◆ Requirements ◆
Below are some records. Count the lines with "each" in them and give nothing but the total.

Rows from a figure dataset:
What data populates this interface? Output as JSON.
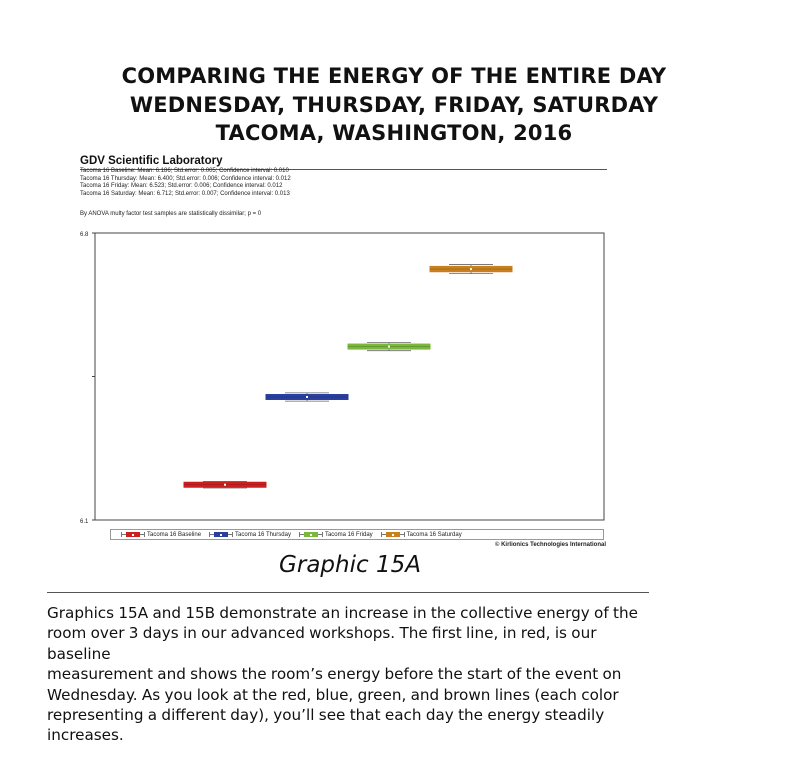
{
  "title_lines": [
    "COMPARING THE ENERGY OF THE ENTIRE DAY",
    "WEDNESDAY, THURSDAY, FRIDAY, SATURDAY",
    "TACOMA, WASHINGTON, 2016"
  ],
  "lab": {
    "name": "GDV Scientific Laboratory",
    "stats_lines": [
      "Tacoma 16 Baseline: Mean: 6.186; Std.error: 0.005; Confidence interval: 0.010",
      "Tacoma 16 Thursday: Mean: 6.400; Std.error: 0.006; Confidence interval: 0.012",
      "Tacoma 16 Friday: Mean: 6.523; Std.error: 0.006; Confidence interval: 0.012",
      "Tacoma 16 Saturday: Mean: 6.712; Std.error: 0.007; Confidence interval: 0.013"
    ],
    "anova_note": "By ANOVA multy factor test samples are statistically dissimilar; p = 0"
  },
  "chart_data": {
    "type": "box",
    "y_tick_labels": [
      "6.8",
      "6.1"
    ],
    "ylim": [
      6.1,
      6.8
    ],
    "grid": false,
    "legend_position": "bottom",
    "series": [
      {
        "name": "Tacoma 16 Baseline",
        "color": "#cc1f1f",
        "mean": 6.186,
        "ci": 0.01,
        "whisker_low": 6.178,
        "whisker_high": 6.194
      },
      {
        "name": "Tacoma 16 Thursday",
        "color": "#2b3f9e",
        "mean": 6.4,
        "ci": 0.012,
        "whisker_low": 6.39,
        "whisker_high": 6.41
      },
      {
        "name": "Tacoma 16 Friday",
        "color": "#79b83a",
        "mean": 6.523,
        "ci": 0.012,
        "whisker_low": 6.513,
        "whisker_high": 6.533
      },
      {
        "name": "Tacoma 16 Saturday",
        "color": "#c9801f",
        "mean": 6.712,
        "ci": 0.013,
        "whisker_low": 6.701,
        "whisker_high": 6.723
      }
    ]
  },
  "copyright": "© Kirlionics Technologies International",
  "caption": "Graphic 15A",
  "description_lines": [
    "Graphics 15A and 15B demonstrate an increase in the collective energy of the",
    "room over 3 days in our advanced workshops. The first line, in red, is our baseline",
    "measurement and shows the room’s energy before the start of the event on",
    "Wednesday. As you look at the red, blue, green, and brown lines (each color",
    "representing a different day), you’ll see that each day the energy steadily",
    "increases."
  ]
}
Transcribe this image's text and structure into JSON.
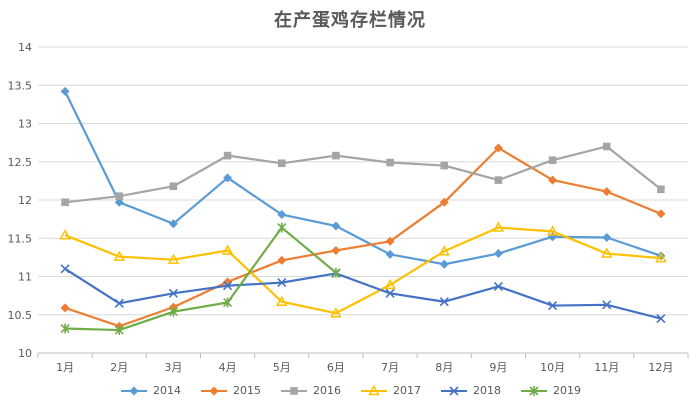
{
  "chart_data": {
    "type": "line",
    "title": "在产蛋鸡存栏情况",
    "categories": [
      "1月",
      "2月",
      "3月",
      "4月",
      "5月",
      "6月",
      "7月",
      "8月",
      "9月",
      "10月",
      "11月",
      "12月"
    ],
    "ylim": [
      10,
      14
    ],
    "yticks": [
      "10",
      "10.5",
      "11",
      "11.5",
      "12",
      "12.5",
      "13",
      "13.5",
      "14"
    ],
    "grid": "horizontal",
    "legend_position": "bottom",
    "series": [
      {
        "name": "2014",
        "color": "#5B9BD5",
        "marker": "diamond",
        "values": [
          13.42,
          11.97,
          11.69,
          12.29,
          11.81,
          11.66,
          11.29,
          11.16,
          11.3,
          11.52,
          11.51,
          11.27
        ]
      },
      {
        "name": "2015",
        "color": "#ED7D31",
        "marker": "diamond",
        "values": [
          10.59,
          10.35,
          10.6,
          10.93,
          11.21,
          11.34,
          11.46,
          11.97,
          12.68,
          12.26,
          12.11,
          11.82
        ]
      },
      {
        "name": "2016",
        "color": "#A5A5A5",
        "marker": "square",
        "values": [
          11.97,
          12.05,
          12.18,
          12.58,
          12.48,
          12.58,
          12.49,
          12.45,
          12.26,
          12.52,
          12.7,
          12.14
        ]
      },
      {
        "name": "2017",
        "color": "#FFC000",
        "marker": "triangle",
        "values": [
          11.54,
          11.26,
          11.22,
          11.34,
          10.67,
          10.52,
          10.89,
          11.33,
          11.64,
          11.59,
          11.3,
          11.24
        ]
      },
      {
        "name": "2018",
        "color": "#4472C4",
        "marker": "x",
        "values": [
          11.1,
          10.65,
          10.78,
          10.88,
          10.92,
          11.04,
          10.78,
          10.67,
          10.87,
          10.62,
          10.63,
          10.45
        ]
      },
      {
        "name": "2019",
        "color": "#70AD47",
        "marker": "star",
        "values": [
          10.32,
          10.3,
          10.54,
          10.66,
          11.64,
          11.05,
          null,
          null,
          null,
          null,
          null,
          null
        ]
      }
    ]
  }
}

◆ Task response ◆
2